»»
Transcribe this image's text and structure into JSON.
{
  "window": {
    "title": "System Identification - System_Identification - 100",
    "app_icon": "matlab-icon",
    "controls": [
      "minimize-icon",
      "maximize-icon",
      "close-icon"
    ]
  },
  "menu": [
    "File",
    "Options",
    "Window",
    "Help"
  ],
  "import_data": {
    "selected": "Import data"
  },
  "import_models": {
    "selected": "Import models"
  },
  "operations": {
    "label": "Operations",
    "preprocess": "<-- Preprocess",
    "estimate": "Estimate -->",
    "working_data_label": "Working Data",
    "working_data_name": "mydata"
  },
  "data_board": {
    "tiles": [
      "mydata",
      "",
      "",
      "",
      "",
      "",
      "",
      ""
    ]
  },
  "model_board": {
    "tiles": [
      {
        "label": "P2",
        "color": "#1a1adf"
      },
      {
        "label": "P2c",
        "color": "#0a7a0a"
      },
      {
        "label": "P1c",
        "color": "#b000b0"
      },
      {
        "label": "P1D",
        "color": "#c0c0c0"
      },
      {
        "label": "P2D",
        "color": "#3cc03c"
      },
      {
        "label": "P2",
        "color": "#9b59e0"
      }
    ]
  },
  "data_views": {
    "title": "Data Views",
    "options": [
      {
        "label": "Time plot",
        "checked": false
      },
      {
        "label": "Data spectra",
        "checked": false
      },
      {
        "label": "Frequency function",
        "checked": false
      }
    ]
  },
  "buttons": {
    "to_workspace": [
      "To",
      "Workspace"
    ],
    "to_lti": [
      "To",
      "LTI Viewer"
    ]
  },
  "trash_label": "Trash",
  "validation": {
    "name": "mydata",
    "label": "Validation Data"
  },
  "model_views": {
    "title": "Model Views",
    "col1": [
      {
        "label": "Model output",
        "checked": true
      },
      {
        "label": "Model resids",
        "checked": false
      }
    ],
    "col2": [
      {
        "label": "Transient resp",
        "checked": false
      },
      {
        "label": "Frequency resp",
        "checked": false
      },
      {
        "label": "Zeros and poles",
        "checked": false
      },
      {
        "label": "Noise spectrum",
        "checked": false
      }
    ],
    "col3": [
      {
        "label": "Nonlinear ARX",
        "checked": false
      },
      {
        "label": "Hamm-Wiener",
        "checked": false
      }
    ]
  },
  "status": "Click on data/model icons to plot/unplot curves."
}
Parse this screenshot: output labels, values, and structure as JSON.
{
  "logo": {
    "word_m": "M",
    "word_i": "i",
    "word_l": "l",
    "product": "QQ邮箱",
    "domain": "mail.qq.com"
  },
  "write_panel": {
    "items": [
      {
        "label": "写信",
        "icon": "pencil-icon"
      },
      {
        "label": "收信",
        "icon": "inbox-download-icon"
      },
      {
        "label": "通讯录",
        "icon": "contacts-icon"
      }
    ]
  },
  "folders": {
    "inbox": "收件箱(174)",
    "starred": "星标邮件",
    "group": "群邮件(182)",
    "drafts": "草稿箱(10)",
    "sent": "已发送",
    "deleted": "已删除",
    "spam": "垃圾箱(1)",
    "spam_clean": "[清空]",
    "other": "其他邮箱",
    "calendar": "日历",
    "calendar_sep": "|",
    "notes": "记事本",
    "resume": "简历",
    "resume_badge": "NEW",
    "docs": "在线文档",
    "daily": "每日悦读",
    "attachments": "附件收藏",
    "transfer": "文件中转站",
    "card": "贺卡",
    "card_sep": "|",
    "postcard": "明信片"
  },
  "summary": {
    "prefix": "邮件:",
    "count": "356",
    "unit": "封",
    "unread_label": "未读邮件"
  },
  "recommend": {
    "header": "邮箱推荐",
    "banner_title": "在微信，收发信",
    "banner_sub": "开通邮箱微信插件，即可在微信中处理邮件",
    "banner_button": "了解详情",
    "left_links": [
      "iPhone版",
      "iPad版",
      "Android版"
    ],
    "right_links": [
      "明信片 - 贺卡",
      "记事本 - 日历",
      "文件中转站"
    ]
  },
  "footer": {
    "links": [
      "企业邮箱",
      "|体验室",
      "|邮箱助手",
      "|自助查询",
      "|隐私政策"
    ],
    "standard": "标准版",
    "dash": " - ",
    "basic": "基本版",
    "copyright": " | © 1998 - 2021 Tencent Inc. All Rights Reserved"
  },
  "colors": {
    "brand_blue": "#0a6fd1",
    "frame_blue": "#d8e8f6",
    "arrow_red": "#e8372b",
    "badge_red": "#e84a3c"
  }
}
««
Written exercise — Give back each line above precisely as it stands.

Output of the exercise —
Transcribe this image's text and structure into JSON.
{
  "window": {
    "title": "System Identification - System_Identification - 100",
    "app_icon": "matlab-icon",
    "controls": [
      "minimize-icon",
      "maximize-icon",
      "close-icon"
    ]
  },
  "menu": [
    "File",
    "Options",
    "Window",
    "Help"
  ],
  "import_data": {
    "selected": "Import data"
  },
  "import_models": {
    "selected": "Import models"
  },
  "operations": {
    "label": "Operations",
    "preprocess": "<-- Preprocess",
    "estimate": "Estimate -->",
    "working_data_label": "Working Data",
    "working_data_name": "mydata"
  },
  "data_board": {
    "tiles": [
      "mydata",
      "",
      "",
      "",
      "",
      "",
      "",
      ""
    ]
  },
  "model_board": {
    "tiles": [
      {
        "label": "P2",
        "color": "#1a1adf"
      },
      {
        "label": "P2c",
        "color": "#0a7a0a"
      },
      {
        "label": "P1c",
        "color": "#b000b0"
      },
      {
        "label": "P1D",
        "color": "#c0c0c0"
      },
      {
        "label": "P2D",
        "color": "#3cc03c"
      },
      {
        "label": "P2",
        "color": "#9b59e0"
      }
    ]
  },
  "data_views": {
    "title": "Data Views",
    "options": [
      {
        "label": "Time plot",
        "checked": false
      },
      {
        "label": "Data spectra",
        "checked": false
      },
      {
        "label": "Frequency function",
        "checked": false
      }
    ]
  },
  "buttons": {
    "to_workspace": [
      "To",
      "Workspace"
    ],
    "to_lti": [
      "To",
      "LTI Viewer"
    ]
  },
  "trash_label": "Trash",
  "validation": {
    "name": "mydata",
    "label": "Validation Data"
  },
  "model_views": {
    "title": "Model Views",
    "col1": [
      {
        "label": "Model output",
        "checked": true
      },
      {
        "label": "Model resids",
        "checked": false
      }
    ],
    "col2": [
      {
        "label": "Transient resp",
        "checked": false
      },
      {
        "label": "Frequency resp",
        "checked": false
      },
      {
        "label": "Zeros and poles",
        "checked": false
      },
      {
        "label": "Noise spectrum",
        "checked": false
      }
    ],
    "col3": [
      {
        "label": "Nonlinear ARX",
        "checked": false
      },
      {
        "label": "Hamm-Wiener",
        "checked": false
      }
    ]
  },
  "status": "Click on data/model icons to plot/unplot curves."
}
Parse this screenshot: output labels, values, and structure as JSON.
{
  "logo": {
    "word_m": "M",
    "word_i": "i",
    "word_l": "l",
    "product": "QQ邮箱",
    "domain": "mail.qq.com"
  },
  "write_panel": {
    "items": [
      {
        "label": "写信",
        "icon": "pencil-icon"
      },
      {
        "label": "收信",
        "icon": "inbox-download-icon"
      },
      {
        "label": "通讯录",
        "icon": "contacts-icon"
      }
    ]
  },
  "folders": {
    "inbox": "收件箱(174)",
    "starred": "星标邮件",
    "group": "群邮件(182)",
    "drafts": "草稿箱(10)",
    "sent": "已发送",
    "deleted": "已删除",
    "spam": "垃圾箱(1)",
    "spam_clean": "[清空]",
    "other": "其他邮箱",
    "calendar": "日历",
    "calendar_sep": "|",
    "notes": "记事本",
    "resume": "简历",
    "resume_badge": "NEW",
    "docs": "在线文档",
    "daily": "每日悦读",
    "attachments": "附件收藏",
    "transfer": "文件中转站",
    "card": "贺卡",
    "card_sep": "|",
    "postcard": "明信片"
  },
  "summary": {
    "prefix": "邮件:",
    "count": "356",
    "unit": "封",
    "unread_label": "未读邮件"
  },
  "recommend": {
    "header": "邮箱推荐",
    "banner_title": "在微信，收发信",
    "banner_sub": "开通邮箱微信插件，即可在微信中处理邮件",
    "banner_button": "了解详情",
    "left_links": [
      "iPhone版",
      "iPad版",
      "Android版"
    ],
    "right_links": [
      "明信片 - 贺卡",
      "记事本 - 日历",
      "文件中转站"
    ]
  },
  "footer": {
    "links": [
      "企业邮箱",
      "|体验室",
      "|邮箱助手",
      "|自助查询",
      "|隐私政策"
    ],
    "standard": "标准版",
    "dash": " - ",
    "basic": "基本版",
    "copyright": " | © 1998 - 2021 Tencent Inc. All Rights Reserved"
  },
  "colors": {
    "brand_blue": "#0a6fd1",
    "frame_blue": "#d8e8f6",
    "arrow_red": "#e8372b",
    "badge_red": "#e84a3c"
  }
}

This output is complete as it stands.